Saved entries
-- Begin --

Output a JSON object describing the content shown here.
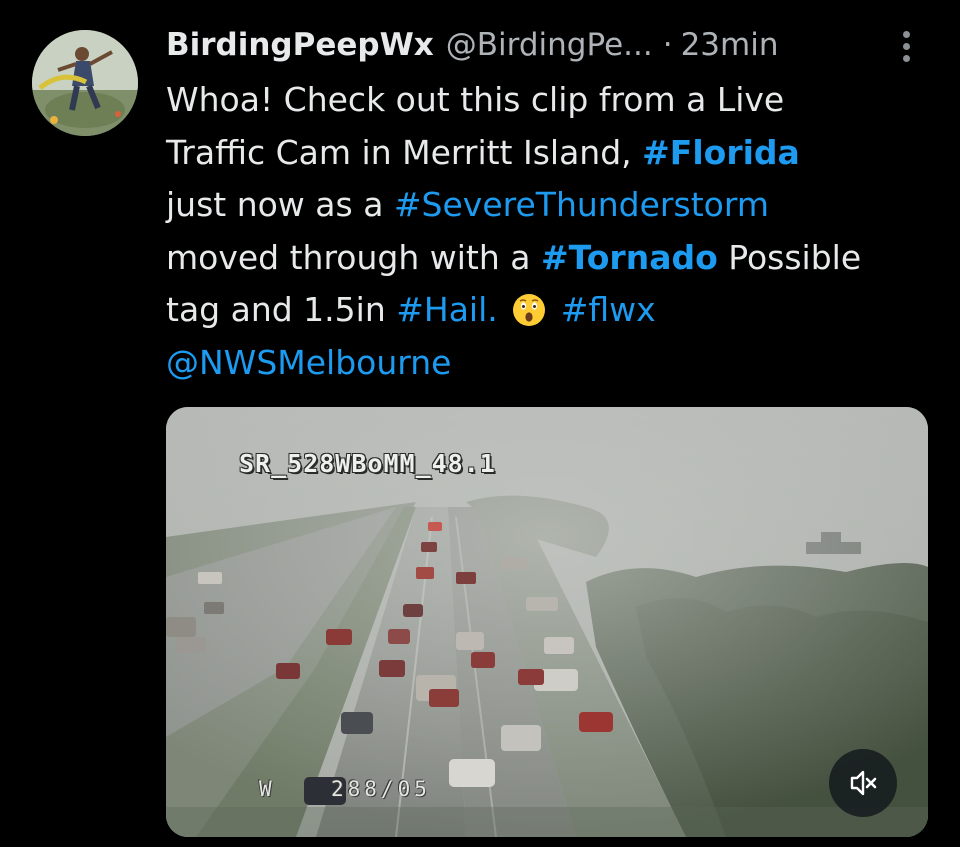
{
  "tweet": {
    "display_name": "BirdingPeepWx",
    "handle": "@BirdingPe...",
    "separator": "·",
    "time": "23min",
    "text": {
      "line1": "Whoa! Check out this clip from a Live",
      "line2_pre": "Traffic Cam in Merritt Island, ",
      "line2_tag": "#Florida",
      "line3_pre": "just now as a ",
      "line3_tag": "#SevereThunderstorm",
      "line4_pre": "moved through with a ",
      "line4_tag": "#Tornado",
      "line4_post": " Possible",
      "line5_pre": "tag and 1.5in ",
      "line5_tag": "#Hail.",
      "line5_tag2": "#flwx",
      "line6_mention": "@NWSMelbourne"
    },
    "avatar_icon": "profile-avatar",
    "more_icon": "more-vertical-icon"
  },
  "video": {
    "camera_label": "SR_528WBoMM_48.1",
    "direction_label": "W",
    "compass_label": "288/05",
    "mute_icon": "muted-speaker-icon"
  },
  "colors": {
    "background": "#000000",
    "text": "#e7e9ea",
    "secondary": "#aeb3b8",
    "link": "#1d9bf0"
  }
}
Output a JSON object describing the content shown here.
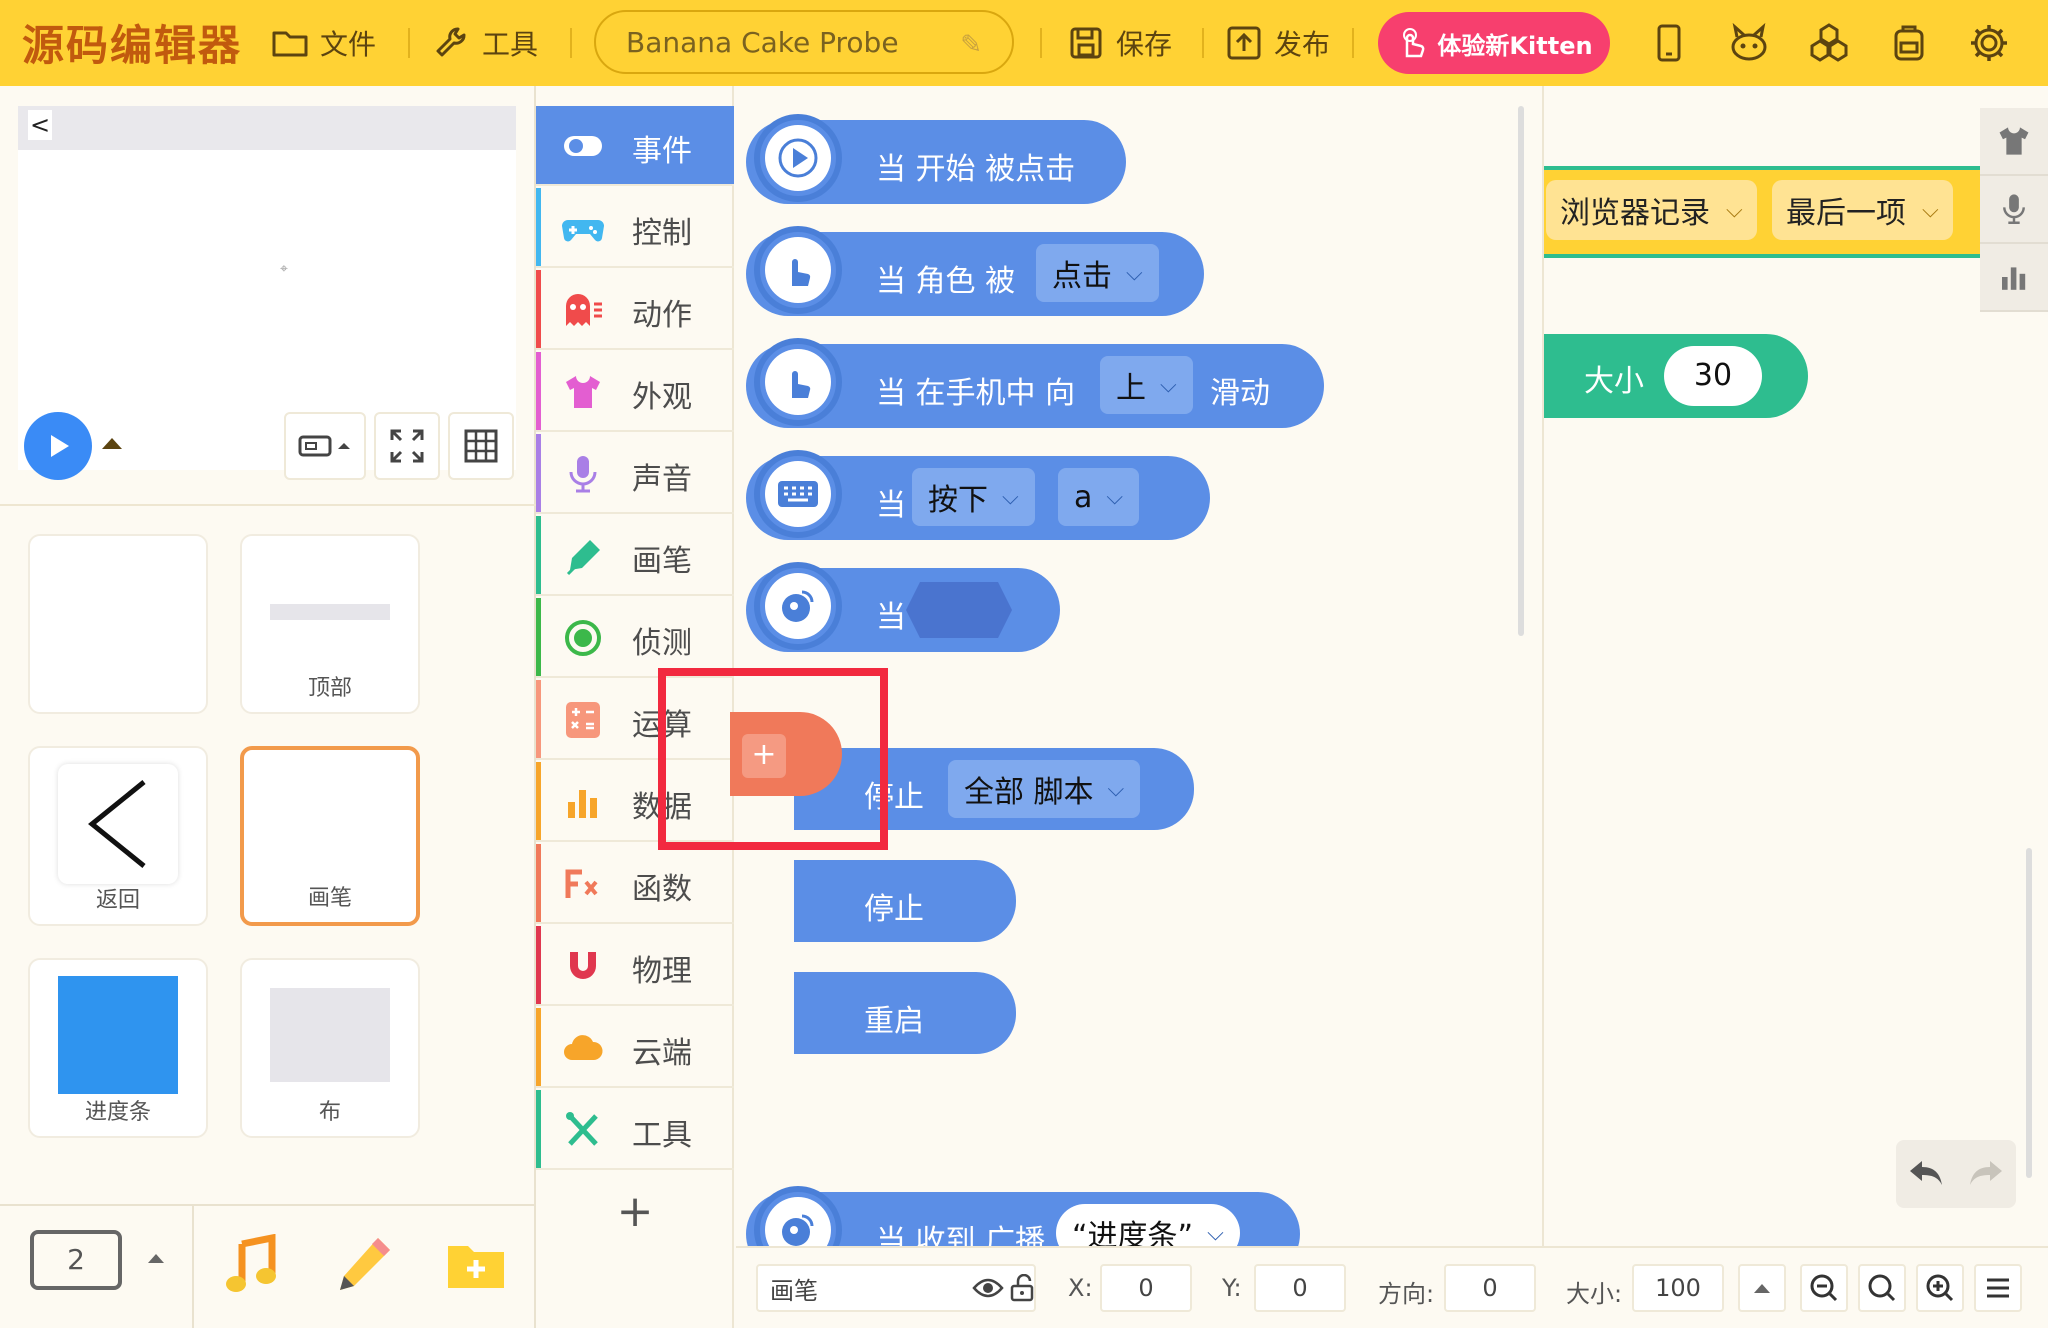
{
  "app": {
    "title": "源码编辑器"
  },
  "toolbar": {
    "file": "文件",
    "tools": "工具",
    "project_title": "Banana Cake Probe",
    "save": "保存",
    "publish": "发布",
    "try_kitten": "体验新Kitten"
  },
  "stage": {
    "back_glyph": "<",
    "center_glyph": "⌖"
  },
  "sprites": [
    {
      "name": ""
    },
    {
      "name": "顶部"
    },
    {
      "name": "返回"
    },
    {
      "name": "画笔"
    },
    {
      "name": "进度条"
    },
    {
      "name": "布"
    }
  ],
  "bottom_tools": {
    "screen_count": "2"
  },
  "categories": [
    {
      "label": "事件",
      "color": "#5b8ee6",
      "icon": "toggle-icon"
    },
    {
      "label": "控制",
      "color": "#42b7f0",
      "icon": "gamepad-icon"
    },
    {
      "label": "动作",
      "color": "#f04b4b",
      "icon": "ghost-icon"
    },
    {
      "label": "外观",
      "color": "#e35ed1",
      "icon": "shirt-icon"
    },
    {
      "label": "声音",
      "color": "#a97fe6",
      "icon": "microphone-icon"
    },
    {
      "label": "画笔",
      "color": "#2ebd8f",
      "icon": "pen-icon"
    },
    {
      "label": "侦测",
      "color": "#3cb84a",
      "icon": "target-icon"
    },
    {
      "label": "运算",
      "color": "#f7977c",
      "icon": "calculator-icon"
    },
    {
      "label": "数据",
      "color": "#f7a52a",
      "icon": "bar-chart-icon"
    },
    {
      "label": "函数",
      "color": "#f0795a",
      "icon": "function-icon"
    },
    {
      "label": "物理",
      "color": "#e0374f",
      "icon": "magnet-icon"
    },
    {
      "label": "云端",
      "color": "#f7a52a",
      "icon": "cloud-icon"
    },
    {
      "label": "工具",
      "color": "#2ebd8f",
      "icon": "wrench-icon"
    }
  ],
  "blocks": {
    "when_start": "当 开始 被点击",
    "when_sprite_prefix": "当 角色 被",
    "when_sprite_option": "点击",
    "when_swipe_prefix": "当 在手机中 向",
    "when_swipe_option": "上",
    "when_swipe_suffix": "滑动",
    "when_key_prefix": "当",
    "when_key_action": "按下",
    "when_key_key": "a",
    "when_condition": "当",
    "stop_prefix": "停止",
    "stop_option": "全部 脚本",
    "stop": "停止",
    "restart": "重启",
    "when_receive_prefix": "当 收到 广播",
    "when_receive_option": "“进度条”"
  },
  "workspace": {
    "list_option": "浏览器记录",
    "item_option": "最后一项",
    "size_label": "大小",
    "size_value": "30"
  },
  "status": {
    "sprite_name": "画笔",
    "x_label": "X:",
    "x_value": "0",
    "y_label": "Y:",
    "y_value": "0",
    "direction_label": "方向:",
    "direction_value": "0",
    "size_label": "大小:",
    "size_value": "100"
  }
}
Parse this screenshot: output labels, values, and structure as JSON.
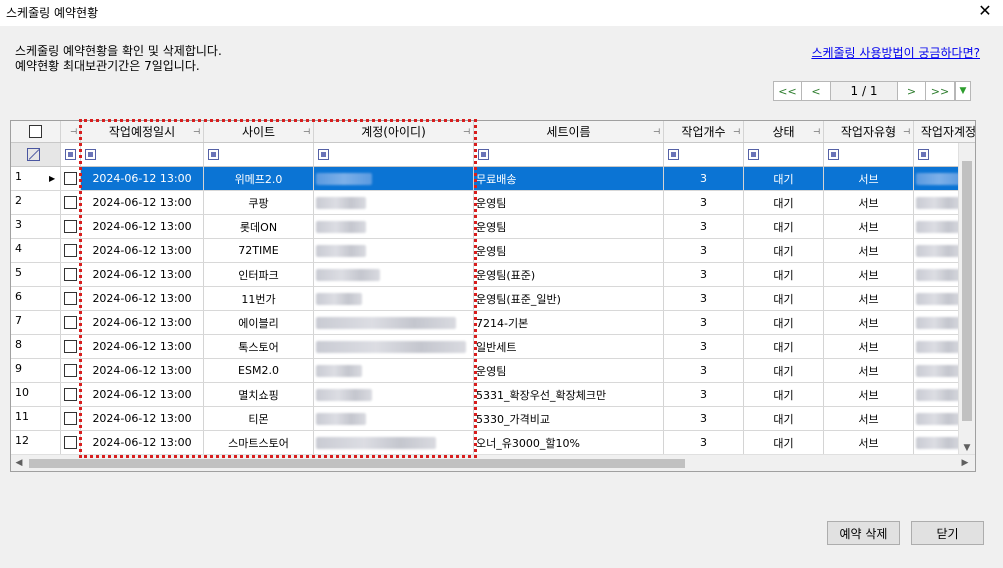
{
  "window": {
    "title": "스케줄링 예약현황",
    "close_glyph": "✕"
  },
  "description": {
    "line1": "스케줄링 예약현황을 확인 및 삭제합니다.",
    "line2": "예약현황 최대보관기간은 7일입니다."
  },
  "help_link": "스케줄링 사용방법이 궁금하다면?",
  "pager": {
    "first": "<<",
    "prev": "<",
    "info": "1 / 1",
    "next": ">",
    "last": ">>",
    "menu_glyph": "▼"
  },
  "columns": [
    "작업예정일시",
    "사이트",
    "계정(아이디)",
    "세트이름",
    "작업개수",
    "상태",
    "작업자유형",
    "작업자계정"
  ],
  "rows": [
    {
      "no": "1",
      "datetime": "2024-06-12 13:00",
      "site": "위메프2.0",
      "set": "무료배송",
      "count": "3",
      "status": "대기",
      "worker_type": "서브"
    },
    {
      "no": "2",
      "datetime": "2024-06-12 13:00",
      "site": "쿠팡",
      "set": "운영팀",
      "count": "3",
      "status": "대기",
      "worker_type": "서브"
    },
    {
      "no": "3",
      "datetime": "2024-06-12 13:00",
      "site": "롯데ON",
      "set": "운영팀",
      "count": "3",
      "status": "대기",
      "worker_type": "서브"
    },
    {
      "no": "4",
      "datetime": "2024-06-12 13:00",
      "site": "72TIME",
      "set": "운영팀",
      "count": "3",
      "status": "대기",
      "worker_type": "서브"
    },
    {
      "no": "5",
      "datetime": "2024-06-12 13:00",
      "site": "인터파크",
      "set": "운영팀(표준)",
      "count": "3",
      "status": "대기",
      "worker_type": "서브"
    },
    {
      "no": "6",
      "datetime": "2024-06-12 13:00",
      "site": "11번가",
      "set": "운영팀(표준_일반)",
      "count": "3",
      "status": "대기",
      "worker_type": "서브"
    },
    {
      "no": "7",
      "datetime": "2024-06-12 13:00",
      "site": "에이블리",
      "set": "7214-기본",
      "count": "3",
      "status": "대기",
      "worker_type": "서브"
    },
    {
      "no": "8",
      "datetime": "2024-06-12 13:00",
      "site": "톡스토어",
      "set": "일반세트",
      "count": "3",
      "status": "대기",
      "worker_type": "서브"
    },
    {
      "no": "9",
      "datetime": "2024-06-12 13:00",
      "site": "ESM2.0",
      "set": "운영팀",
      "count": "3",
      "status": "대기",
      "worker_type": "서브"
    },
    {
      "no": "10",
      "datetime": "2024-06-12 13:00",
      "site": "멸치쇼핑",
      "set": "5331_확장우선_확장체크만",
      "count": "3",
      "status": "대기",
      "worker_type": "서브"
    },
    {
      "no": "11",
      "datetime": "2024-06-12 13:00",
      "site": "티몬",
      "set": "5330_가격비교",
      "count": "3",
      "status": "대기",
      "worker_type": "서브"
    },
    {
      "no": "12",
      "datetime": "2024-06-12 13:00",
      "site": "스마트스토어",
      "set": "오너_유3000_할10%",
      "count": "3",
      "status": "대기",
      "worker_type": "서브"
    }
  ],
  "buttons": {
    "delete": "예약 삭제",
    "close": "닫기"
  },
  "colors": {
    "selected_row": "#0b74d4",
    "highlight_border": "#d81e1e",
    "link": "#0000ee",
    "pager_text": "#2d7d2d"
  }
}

-- End --

● WHAT YOU NEED TO DO: Exactly as written, return every line of the listing, but not the pictures.

● PROBLEM SOLUTION:
Output a JSON object describing the content shown here.
{
  "tweet": {
    "display_name": "BirdingPeepWx",
    "handle": "@BirdingPe...",
    "separator": "·",
    "time": "23min",
    "text": {
      "line1": "Whoa! Check out this clip from a Live",
      "line2_pre": "Traffic Cam in Merritt Island, ",
      "line2_tag": "#Florida",
      "line3_pre": "just now as a ",
      "line3_tag": "#SevereThunderstorm",
      "line4_pre": "moved through with a ",
      "line4_tag": "#Tornado",
      "line4_post": " Possible",
      "line5_pre": "tag and 1.5in ",
      "line5_tag": "#Hail.",
      "line5_tag2": "#flwx",
      "line6_mention": "@NWSMelbourne"
    },
    "avatar_icon": "profile-avatar",
    "more_icon": "more-vertical-icon"
  },
  "video": {
    "camera_label": "SR_528WBoMM_48.1",
    "direction_label": "W",
    "compass_label": "288/05",
    "mute_icon": "muted-speaker-icon"
  },
  "colors": {
    "background": "#000000",
    "text": "#e7e9ea",
    "secondary": "#aeb3b8",
    "link": "#1d9bf0"
  }
}
Output a JSON object describing the content shown here.
{
  "app": {
    "title": "源码编辑器"
  },
  "toolbar": {
    "file": "文件",
    "tools": "工具",
    "project_title": "Banana Cake Probe",
    "save": "保存",
    "publish": "发布",
    "try_kitten": "体验新Kitten"
  },
  "stage": {
    "back_glyph": "<",
    "center_glyph": "⌖"
  },
  "sprites": [
    {
      "name": ""
    },
    {
      "name": "顶部"
    },
    {
      "name": "返回"
    },
    {
      "name": "画笔"
    },
    {
      "name": "进度条"
    },
    {
      "name": "布"
    }
  ],
  "bottom_tools": {
    "screen_count": "2"
  },
  "categories": [
    {
      "label": "事件",
      "color": "#5b8ee6",
      "icon": "toggle-icon"
    },
    {
      "label": "控制",
      "color": "#42b7f0",
      "icon": "gamepad-icon"
    },
    {
      "label": "动作",
      "color": "#f04b4b",
      "icon": "ghost-icon"
    },
    {
      "label": "外观",
      "color": "#e35ed1",
      "icon": "shirt-icon"
    },
    {
      "label": "声音",
      "color": "#a97fe6",
      "icon": "microphone-icon"
    },
    {
      "label": "画笔",
      "color": "#2ebd8f",
      "icon": "pen-icon"
    },
    {
      "label": "侦测",
      "color": "#3cb84a",
      "icon": "target-icon"
    },
    {
      "label": "运算",
      "color": "#f7977c",
      "icon": "calculator-icon"
    },
    {
      "label": "数据",
      "color": "#f7a52a",
      "icon": "bar-chart-icon"
    },
    {
      "label": "函数",
      "color": "#f0795a",
      "icon": "function-icon"
    },
    {
      "label": "物理",
      "color": "#e0374f",
      "icon": "magnet-icon"
    },
    {
      "label": "云端",
      "color": "#f7a52a",
      "icon": "cloud-icon"
    },
    {
      "label": "工具",
      "color": "#2ebd8f",
      "icon": "wrench-icon"
    }
  ],
  "blocks": {
    "when_start": "当 开始 被点击",
    "when_sprite_prefix": "当 角色 被",
    "when_sprite_option": "点击",
    "when_swipe_prefix": "当 在手机中 向",
    "when_swipe_option": "上",
    "when_swipe_suffix": "滑动",
    "when_key_prefix": "当",
    "when_key_action": "按下",
    "when_key_key": "a",
    "when_condition": "当",
    "stop_prefix": "停止",
    "stop_option": "全部 脚本",
    "stop": "停止",
    "restart": "重启",
    "when_receive_prefix": "当 收到 广播",
    "when_receive_option": "“进度条”"
  },
  "workspace": {
    "list_option": "浏览器记录",
    "item_option": "最后一项",
    "size_label": "大小",
    "size_value": "30"
  },
  "status": {
    "sprite_name": "画笔",
    "x_label": "X:",
    "x_value": "0",
    "y_label": "Y:",
    "y_value": "0",
    "direction_label": "方向:",
    "direction_value": "0",
    "size_label": "大小:",
    "size_value": "100"
  }
}
Parse this screenshot: output labels, values, and structure as JSON.
{
  "window": {
    "title": "스케줄링 예약현황",
    "close_glyph": "✕"
  },
  "description": {
    "line1": "스케줄링 예약현황을 확인 및 삭제합니다.",
    "line2": "예약현황 최대보관기간은 7일입니다."
  },
  "help_link": "스케줄링 사용방법이 궁금하다면?",
  "pager": {
    "first": "<<",
    "prev": "<",
    "info": "1 / 1",
    "next": ">",
    "last": ">>",
    "menu_glyph": "▼"
  },
  "columns": [
    "작업예정일시",
    "사이트",
    "계정(아이디)",
    "세트이름",
    "작업개수",
    "상태",
    "작업자유형",
    "작업자계정"
  ],
  "rows": [
    {
      "no": "1",
      "datetime": "2024-06-12 13:00",
      "site": "위메프2.0",
      "set": "무료배송",
      "count": "3",
      "status": "대기",
      "worker_type": "서브"
    },
    {
      "no": "2",
      "datetime": "2024-06-12 13:00",
      "site": "쿠팡",
      "set": "운영팀",
      "count": "3",
      "status": "대기",
      "worker_type": "서브"
    },
    {
      "no": "3",
      "datetime": "2024-06-12 13:00",
      "site": "롯데ON",
      "set": "운영팀",
      "count": "3",
      "status": "대기",
      "worker_type": "서브"
    },
    {
      "no": "4",
      "datetime": "2024-06-12 13:00",
      "site": "72TIME",
      "set": "운영팀",
      "count": "3",
      "status": "대기",
      "worker_type": "서브"
    },
    {
      "no": "5",
      "datetime": "2024-06-12 13:00",
      "site": "인터파크",
      "set": "운영팀(표준)",
      "count": "3",
      "status": "대기",
      "worker_type": "서브"
    },
    {
      "no": "6",
      "datetime": "2024-06-12 13:00",
      "site": "11번가",
      "set": "운영팀(표준_일반)",
      "count": "3",
      "status": "대기",
      "worker_type": "서브"
    },
    {
      "no": "7",
      "datetime": "2024-06-12 13:00",
      "site": "에이블리",
      "set": "7214-기본",
      "count": "3",
      "status": "대기",
      "worker_type": "서브"
    },
    {
      "no": "8",
      "datetime": "2024-06-12 13:00",
      "site": "톡스토어",
      "set": "일반세트",
      "count": "3",
      "status": "대기",
      "worker_type": "서브"
    },
    {
      "no": "9",
      "datetime": "2024-06-12 13:00",
      "site": "ESM2.0",
      "set": "운영팀",
      "count": "3",
      "status": "대기",
      "worker_type": "서브"
    },
    {
      "no": "10",
      "datetime": "2024-06-12 13:00",
      "site": "멸치쇼핑",
      "set": "5331_확장우선_확장체크만",
      "count": "3",
      "status": "대기",
      "worker_type": "서브"
    },
    {
      "no": "11",
      "datetime": "2024-06-12 13:00",
      "site": "티몬",
      "set": "5330_가격비교",
      "count": "3",
      "status": "대기",
      "worker_type": "서브"
    },
    {
      "no": "12",
      "datetime": "2024-06-12 13:00",
      "site": "스마트스토어",
      "set": "오너_유3000_할10%",
      "count": "3",
      "status": "대기",
      "worker_type": "서브"
    }
  ],
  "buttons": {
    "delete": "예약 삭제",
    "close": "닫기"
  },
  "colors": {
    "selected_row": "#0b74d4",
    "highlight_border": "#d81e1e",
    "link": "#0000ee",
    "pager_text": "#2d7d2d"
  }
}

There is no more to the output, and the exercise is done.